___ Given records ___

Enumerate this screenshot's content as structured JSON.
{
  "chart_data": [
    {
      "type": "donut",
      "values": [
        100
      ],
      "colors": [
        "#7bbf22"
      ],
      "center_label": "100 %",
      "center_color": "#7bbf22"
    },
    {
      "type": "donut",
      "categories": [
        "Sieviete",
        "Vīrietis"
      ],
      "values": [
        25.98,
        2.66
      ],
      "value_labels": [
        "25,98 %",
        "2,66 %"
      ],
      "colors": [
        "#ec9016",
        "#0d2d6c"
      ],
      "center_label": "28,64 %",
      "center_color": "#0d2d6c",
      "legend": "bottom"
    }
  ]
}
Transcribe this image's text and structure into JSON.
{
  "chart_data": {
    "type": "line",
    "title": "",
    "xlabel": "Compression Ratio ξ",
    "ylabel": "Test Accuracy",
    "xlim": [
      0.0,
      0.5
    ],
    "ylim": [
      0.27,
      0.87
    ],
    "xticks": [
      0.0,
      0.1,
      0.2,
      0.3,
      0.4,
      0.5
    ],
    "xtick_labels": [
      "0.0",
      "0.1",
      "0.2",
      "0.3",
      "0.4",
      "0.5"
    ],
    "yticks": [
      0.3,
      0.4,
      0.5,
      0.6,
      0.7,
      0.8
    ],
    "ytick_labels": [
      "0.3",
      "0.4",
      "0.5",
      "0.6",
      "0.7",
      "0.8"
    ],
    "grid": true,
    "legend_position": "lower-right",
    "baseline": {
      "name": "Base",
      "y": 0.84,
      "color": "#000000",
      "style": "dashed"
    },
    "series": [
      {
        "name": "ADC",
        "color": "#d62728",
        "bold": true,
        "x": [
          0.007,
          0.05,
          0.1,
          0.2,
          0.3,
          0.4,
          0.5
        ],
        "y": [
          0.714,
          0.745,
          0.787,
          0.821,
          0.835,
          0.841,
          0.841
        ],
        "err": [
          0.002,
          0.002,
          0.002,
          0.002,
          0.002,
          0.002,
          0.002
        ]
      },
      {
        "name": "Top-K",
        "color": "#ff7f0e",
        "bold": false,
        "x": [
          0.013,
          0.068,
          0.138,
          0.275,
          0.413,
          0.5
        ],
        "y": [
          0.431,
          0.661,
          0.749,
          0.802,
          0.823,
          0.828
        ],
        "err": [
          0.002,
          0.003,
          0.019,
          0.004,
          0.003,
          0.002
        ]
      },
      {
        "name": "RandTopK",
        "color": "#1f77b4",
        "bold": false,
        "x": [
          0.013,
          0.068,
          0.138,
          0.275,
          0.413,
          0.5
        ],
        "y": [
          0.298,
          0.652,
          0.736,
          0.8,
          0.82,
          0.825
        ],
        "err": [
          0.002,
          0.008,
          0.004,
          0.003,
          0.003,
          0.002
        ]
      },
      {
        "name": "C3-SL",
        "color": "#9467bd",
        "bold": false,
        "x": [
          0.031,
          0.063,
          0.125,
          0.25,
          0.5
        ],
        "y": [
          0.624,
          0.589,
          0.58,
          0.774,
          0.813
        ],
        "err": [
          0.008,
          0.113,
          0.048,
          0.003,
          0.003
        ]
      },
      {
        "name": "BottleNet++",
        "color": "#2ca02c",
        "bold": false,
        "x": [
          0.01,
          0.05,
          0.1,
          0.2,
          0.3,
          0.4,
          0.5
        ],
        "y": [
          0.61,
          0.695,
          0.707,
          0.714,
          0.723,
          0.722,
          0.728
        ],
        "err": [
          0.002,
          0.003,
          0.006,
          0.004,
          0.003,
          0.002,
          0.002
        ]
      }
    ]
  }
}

___

» **Directive**
Repeat the records above exactly, leaving none out.

» **Task result**
Enumerate this screenshot's content as structured JSON.
{
  "chart_data": [
    {
      "type": "donut",
      "values": [
        100
      ],
      "colors": [
        "#7bbf22"
      ],
      "center_label": "100 %",
      "center_color": "#7bbf22"
    },
    {
      "type": "donut",
      "categories": [
        "Sieviete",
        "Vīrietis"
      ],
      "values": [
        25.98,
        2.66
      ],
      "value_labels": [
        "25,98 %",
        "2,66 %"
      ],
      "colors": [
        "#ec9016",
        "#0d2d6c"
      ],
      "center_label": "28,64 %",
      "center_color": "#0d2d6c",
      "legend": "bottom"
    }
  ]
}
Transcribe this image's text and structure into JSON.
{
  "chart_data": {
    "type": "line",
    "title": "",
    "xlabel": "Compression Ratio ξ",
    "ylabel": "Test Accuracy",
    "xlim": [
      0.0,
      0.5
    ],
    "ylim": [
      0.27,
      0.87
    ],
    "xticks": [
      0.0,
      0.1,
      0.2,
      0.3,
      0.4,
      0.5
    ],
    "xtick_labels": [
      "0.0",
      "0.1",
      "0.2",
      "0.3",
      "0.4",
      "0.5"
    ],
    "yticks": [
      0.3,
      0.4,
      0.5,
      0.6,
      0.7,
      0.8
    ],
    "ytick_labels": [
      "0.3",
      "0.4",
      "0.5",
      "0.6",
      "0.7",
      "0.8"
    ],
    "grid": true,
    "legend_position": "lower-right",
    "baseline": {
      "name": "Base",
      "y": 0.84,
      "color": "#000000",
      "style": "dashed"
    },
    "series": [
      {
        "name": "ADC",
        "color": "#d62728",
        "bold": true,
        "x": [
          0.007,
          0.05,
          0.1,
          0.2,
          0.3,
          0.4,
          0.5
        ],
        "y": [
          0.714,
          0.745,
          0.787,
          0.821,
          0.835,
          0.841,
          0.841
        ],
        "err": [
          0.002,
          0.002,
          0.002,
          0.002,
          0.002,
          0.002,
          0.002
        ]
      },
      {
        "name": "Top-K",
        "color": "#ff7f0e",
        "bold": false,
        "x": [
          0.013,
          0.068,
          0.138,
          0.275,
          0.413,
          0.5
        ],
        "y": [
          0.431,
          0.661,
          0.749,
          0.802,
          0.823,
          0.828
        ],
        "err": [
          0.002,
          0.003,
          0.019,
          0.004,
          0.003,
          0.002
        ]
      },
      {
        "name": "RandTopK",
        "color": "#1f77b4",
        "bold": false,
        "x": [
          0.013,
          0.068,
          0.138,
          0.275,
          0.413,
          0.5
        ],
        "y": [
          0.298,
          0.652,
          0.736,
          0.8,
          0.82,
          0.825
        ],
        "err": [
          0.002,
          0.008,
          0.004,
          0.003,
          0.003,
          0.002
        ]
      },
      {
        "name": "C3-SL",
        "color": "#9467bd",
        "bold": false,
        "x": [
          0.031,
          0.063,
          0.125,
          0.25,
          0.5
        ],
        "y": [
          0.624,
          0.589,
          0.58,
          0.774,
          0.813
        ],
        "err": [
          0.008,
          0.113,
          0.048,
          0.003,
          0.003
        ]
      },
      {
        "name": "BottleNet++",
        "color": "#2ca02c",
        "bold": false,
        "x": [
          0.01,
          0.05,
          0.1,
          0.2,
          0.3,
          0.4,
          0.5
        ],
        "y": [
          0.61,
          0.695,
          0.707,
          0.714,
          0.723,
          0.722,
          0.728
        ],
        "err": [
          0.002,
          0.003,
          0.006,
          0.004,
          0.003,
          0.002,
          0.002
        ]
      }
    ]
  }
}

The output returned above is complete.